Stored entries
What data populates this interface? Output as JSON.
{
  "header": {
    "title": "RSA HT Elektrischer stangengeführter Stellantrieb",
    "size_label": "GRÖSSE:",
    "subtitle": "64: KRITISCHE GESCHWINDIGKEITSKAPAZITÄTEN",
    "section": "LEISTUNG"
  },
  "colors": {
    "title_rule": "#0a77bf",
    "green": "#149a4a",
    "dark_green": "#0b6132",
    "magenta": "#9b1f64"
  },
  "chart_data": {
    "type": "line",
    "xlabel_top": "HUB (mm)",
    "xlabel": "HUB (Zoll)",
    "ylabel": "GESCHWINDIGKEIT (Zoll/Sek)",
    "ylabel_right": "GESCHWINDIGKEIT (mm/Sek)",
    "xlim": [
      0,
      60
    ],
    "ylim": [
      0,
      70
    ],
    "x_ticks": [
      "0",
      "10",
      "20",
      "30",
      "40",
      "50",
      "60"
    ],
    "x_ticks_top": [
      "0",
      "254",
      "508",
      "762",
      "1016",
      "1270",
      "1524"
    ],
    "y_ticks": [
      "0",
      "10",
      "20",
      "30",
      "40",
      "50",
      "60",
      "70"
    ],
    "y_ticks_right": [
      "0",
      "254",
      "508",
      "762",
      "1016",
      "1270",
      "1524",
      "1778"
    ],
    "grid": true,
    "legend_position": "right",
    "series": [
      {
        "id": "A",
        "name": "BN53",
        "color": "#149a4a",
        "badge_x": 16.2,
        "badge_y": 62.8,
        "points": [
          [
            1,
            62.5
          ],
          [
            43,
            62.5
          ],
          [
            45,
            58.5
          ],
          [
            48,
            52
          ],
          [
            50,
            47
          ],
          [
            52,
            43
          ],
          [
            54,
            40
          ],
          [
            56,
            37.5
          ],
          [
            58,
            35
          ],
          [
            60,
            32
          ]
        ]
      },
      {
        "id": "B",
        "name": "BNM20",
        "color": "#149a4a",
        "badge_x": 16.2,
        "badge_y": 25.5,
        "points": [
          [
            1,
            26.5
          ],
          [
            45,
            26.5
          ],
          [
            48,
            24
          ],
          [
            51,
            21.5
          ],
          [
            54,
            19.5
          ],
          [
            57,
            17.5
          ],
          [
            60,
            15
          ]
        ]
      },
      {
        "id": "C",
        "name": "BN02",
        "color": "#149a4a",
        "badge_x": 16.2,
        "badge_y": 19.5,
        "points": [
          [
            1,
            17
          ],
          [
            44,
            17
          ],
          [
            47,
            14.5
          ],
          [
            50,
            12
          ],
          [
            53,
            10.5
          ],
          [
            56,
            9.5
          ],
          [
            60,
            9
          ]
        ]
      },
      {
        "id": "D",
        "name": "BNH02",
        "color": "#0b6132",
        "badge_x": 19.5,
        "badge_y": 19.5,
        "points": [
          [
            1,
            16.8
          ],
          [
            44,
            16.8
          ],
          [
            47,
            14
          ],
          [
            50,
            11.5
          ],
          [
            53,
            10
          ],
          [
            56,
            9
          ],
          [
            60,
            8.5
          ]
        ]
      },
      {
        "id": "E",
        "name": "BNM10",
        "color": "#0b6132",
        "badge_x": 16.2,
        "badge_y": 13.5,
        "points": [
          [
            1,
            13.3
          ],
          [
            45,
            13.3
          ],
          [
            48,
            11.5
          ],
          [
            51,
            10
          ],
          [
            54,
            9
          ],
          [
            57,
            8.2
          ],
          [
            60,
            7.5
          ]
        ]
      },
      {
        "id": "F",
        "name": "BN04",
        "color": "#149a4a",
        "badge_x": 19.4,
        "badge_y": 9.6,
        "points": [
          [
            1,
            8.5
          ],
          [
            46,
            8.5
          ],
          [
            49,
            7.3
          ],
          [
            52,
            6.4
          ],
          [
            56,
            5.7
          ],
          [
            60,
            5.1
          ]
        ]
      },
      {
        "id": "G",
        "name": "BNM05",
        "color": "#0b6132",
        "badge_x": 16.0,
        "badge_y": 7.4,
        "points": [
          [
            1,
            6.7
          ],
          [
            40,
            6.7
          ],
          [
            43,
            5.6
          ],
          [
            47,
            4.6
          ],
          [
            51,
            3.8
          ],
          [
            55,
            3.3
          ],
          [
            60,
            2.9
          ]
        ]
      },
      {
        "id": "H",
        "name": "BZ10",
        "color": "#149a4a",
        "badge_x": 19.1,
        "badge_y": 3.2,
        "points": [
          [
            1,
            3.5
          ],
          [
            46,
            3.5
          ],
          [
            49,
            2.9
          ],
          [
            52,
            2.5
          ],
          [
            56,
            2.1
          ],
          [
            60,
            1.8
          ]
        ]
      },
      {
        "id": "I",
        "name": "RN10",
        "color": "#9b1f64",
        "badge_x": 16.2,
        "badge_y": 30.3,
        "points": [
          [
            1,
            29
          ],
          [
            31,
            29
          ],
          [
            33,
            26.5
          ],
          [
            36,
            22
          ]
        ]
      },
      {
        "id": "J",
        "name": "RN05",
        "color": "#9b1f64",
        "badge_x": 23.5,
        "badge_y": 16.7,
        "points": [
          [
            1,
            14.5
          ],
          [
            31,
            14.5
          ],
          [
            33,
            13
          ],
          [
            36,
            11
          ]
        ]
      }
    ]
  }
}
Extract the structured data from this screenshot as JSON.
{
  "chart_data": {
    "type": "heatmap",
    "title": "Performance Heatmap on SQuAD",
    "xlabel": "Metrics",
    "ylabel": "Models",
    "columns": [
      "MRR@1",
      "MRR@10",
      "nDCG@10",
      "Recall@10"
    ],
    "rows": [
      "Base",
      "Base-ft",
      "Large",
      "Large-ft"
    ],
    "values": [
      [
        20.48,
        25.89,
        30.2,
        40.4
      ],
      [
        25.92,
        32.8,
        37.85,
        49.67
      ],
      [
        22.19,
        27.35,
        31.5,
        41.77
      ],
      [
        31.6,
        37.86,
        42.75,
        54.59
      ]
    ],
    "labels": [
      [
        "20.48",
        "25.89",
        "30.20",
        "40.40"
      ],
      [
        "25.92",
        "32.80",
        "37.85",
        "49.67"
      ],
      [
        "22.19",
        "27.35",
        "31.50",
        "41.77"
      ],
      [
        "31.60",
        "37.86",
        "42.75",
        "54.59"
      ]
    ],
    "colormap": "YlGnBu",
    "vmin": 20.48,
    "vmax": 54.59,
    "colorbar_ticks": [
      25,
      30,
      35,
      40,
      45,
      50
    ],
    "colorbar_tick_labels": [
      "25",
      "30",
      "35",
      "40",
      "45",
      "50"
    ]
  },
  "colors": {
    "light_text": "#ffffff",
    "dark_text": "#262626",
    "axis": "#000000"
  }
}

[What is required] Copy all lines from the material that contain "this".

[Task output]
What data populates this interface? Output as JSON.
Extract the structured data from this screenshot as JSON.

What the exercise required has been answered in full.